» **Extrait cité**:
+ + + + + + +

Hors contrôle

Par Viviane Gravey

Qui reprend le contrôle ? Le contrôle de quoi au juste ? Le prend de qui ? Pour en faire quoi ? Comment ? Pour combien de temps ?

Au pays du Brexit, la notion de « contrôle » a été au cœur des débats depuis trois ans. « Take back control ! » – avec le Brexit, les Britanniques devaient reprendre le contrôle ; mais derrière ce slogan simple et limpide se cache une forêt d’interprétations.

Qui reprend le contrôle ? Le contrôle de quoi au juste ? Le prend de qui ? Pour en faire quoi ? Comment ? Pour combien de temps ?

Au fil du processus du Brexit différentes réponses ont émergé. Mais le contrôle est élusif – qui croit l’avoir repris le perd aussitôt. En cette dernière semaine de mars 2019, on peut distinguer quatre groupes en perte de contrôle – sans vraiment personne au gouvernail du vaisseau britannique.

Notre premier groupe, c’est bien évidemment le gouvernement. Et un, et deux, et trois zéro : Theresa May a perdu par trois fois ; trois fois que le parlement dit non à son plan. Des défaites spectaculaires, comme on n’en a pas vu depuis des décennies. Si je me répète dans mes chroniques du Brexit, c’est que l’histoire bégaie : Theresa May continue de perdre … et de rester en place. De rester au pouvoir tout en ayant perdu tout contrôle.

Notre deuxième groupe, c’est le parlement. La semaine dernière, un séisme a secoué les institutions britanniques. Le Parlement a repris le contrôle. Le rôle de la Chambre des Communes dans le Brexit est contesté depuis le début – rappelons qu’il a fallu que la Cour Suprême s’en mêle pour qu’en Janvier 2017 le gouvernement accepte enfin qu’il ne pouvait commencer les négociations sans l’aval parlementaire. La semaine dernière, les parlementaires ont décidé de reprendre les choses en main – histoire de s’occuper un peu entre deux tentatives de Theresa May de faire passer son accord en force. Le contrôle qu’ils ont repris est celui du temps parlementaire et du choix des options du Brexit qu’ils allaient mettre au vote.

Dans un univers parallèle, cette révolte parlementaire aurait sûrement tout résolu. Pas chez nous, et ce pour deux raisons. D’une part, les options ont été décidées en fonction du vase clos britannique – aucune réflexion sur ce qu’en penserait l’autre côté (européen) de ces positions. D’autre part, aucune des options n’a su gagner une majorité. Non, non, non, non, non, non, non, non – huit fois non. Sacrée prise de contrôle. Le contrôle, pour en faire quoi, exactement ? Nul ne le sait, mais les parlementaires vont retenter de se mettre d’accord aujourd’hui.

+ + + + + + +

» **Entrées des éléments de mise en page**:
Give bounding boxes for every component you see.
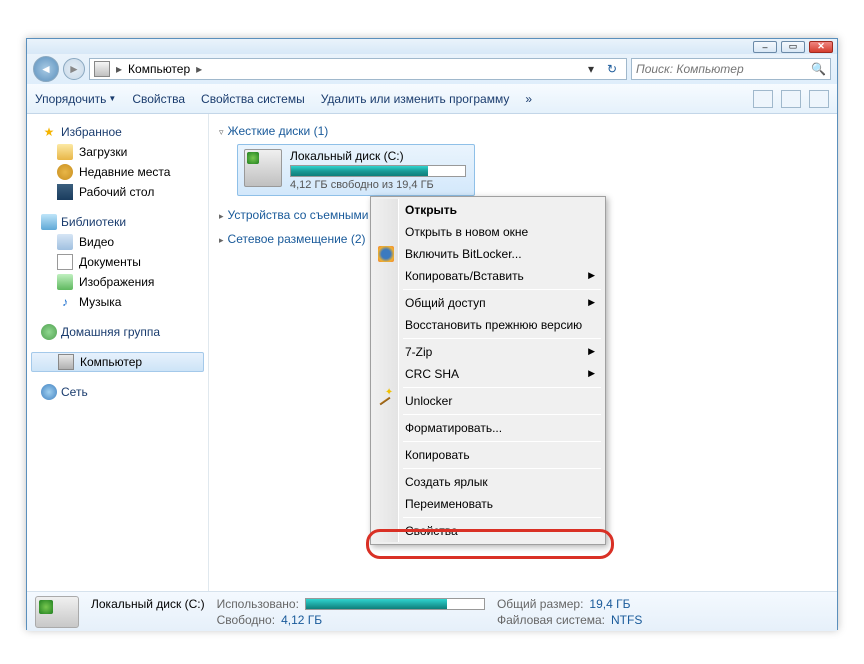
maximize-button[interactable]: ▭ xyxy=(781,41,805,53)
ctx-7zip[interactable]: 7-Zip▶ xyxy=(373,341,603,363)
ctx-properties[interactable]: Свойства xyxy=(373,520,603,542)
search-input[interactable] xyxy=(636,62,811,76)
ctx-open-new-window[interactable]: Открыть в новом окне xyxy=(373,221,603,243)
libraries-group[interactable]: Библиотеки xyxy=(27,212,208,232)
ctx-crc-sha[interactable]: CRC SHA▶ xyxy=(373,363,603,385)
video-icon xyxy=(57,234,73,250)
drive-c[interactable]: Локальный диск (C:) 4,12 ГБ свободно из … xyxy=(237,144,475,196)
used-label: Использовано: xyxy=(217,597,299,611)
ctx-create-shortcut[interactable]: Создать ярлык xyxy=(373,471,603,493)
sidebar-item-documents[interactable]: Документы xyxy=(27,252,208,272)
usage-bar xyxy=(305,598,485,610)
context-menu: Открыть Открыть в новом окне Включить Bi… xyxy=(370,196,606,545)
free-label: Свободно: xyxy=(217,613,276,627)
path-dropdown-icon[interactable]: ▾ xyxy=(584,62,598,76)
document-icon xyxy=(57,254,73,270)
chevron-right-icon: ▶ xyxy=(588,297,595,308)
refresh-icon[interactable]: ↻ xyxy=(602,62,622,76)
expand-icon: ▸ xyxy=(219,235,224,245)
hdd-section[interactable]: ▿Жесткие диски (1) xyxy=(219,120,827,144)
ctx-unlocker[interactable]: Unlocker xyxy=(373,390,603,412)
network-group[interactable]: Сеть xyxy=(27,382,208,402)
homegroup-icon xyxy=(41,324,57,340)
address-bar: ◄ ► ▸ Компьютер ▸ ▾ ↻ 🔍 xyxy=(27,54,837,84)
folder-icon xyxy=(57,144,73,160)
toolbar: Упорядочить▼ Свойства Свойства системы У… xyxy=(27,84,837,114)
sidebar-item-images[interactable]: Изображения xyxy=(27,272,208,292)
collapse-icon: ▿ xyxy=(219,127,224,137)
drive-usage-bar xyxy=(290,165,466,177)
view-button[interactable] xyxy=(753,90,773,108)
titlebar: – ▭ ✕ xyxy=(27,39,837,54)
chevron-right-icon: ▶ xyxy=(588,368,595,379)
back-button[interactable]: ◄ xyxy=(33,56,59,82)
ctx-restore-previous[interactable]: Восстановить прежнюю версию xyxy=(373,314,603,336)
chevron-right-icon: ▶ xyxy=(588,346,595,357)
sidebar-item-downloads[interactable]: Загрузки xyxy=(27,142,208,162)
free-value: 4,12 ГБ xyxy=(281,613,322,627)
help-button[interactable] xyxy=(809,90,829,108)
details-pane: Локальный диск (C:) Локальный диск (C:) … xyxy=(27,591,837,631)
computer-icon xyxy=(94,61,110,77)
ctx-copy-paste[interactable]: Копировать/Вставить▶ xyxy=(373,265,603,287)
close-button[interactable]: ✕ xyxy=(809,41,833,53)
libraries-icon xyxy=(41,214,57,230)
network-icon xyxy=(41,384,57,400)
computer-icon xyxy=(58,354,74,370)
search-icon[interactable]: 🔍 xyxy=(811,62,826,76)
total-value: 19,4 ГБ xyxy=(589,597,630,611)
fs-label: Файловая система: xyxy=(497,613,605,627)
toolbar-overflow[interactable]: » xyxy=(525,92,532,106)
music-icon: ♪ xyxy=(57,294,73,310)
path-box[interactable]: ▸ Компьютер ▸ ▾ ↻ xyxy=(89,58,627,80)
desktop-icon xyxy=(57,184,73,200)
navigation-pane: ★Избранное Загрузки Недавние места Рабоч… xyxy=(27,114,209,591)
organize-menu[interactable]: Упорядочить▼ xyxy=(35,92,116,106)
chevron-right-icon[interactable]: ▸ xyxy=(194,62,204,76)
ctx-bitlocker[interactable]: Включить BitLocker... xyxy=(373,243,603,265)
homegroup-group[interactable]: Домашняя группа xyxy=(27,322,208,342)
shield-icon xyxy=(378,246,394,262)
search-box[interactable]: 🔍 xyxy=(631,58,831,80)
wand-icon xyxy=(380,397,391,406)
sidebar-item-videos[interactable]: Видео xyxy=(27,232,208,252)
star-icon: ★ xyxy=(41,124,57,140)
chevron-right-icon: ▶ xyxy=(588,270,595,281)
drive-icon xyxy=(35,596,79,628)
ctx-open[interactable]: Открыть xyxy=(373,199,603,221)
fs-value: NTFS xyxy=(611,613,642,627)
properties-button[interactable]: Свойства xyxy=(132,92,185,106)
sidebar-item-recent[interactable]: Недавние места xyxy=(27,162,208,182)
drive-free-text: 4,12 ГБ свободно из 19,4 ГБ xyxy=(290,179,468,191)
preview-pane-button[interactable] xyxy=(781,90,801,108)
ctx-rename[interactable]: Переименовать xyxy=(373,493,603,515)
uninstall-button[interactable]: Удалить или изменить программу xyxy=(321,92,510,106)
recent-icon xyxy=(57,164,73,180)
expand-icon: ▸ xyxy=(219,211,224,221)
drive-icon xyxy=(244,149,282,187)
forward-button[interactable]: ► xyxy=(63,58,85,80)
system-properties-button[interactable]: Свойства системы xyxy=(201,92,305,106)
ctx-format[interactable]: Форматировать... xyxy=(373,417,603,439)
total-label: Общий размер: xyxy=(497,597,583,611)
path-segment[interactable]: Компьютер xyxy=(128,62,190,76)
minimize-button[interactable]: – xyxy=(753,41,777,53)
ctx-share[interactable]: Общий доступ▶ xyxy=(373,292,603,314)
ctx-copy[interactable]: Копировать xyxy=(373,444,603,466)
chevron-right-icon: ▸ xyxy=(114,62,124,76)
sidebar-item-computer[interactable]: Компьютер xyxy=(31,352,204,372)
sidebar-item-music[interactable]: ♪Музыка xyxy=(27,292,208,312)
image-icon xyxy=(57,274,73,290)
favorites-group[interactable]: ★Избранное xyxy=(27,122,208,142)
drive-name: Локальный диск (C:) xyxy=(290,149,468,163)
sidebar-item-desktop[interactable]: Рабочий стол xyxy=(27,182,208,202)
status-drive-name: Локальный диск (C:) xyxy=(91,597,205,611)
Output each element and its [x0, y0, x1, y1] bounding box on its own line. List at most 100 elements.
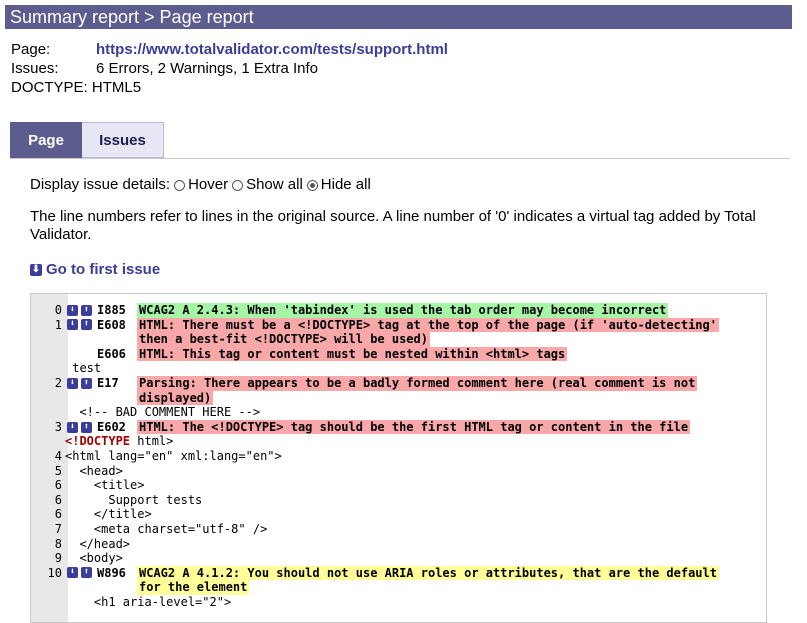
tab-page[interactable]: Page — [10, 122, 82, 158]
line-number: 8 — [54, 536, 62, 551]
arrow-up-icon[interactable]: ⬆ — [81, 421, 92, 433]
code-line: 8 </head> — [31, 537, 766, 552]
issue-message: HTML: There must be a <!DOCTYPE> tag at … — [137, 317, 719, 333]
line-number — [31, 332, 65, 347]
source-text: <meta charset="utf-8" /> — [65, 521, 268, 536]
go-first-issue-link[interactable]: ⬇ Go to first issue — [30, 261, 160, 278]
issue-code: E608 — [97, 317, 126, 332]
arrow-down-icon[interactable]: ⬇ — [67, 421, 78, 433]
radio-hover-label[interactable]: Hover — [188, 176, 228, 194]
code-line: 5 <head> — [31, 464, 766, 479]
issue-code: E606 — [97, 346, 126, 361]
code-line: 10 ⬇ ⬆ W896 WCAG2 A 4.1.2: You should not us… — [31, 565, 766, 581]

+ + + + + + +

» **Consignes**:
a. Recopiez le passage de la chronique sur le Brexit qui va de « Au fil du processus » jusqu'à « perdu tout contrôle. », en remplaçant « Theresa May » par « la Première ministre ».
b. Rédigez la suite de la chronique sur le Brexit à partir de l'endroit où elle s'arrête.

» **Réponses**:
a.
Au fil du processus du Brexit différentes réponses ont émergé. Mais le contrôle est élusif – qui croit l’avoir repris le perd aussitôt. En cette dernière semaine de mars 2019, on peut distinguer quatre groupes en perte de contrôle – sans vraiment personne au gouvernail du vaisseau britannique.

Notre premier groupe, c’est bien évidemment le gouvernement. Et un, et deux, et trois zéro : la Première ministre a perdu par trois fois ; trois fois que le parlement dit non à son plan. Des défaites spectaculaires, comme on n’en a pas vu depuis des décennies. Si je me répète dans mes chroniques du Brexit, c’est que l’histoire bégaie : la Première ministre continue de perdre … et de rester en place. De rester au pouvoir tout en ayant perdu tout contrôle.

b.
Notre troisième groupe, ce sont les citoyens britanniques. Plus de six millions de citoyens (et/ou résidents) britanniques ont signé une pétition demandant la révocation du Brexit purement et simplement. Plus d’un million ont manifesté pour un nouveau référendum. Enfin, les sondages bougent, montrant qu’après près de deux ans de May au pouvoir, les Britanniques veulent quelqu’un d’autre – le travailliste Jeremy Corbyn a désormais un peu d’avance en vue d’élections anticipées. Mais pour l’instant, ni le parlement ni le gouvernement ne sont prêts à s’en remettre au peuple.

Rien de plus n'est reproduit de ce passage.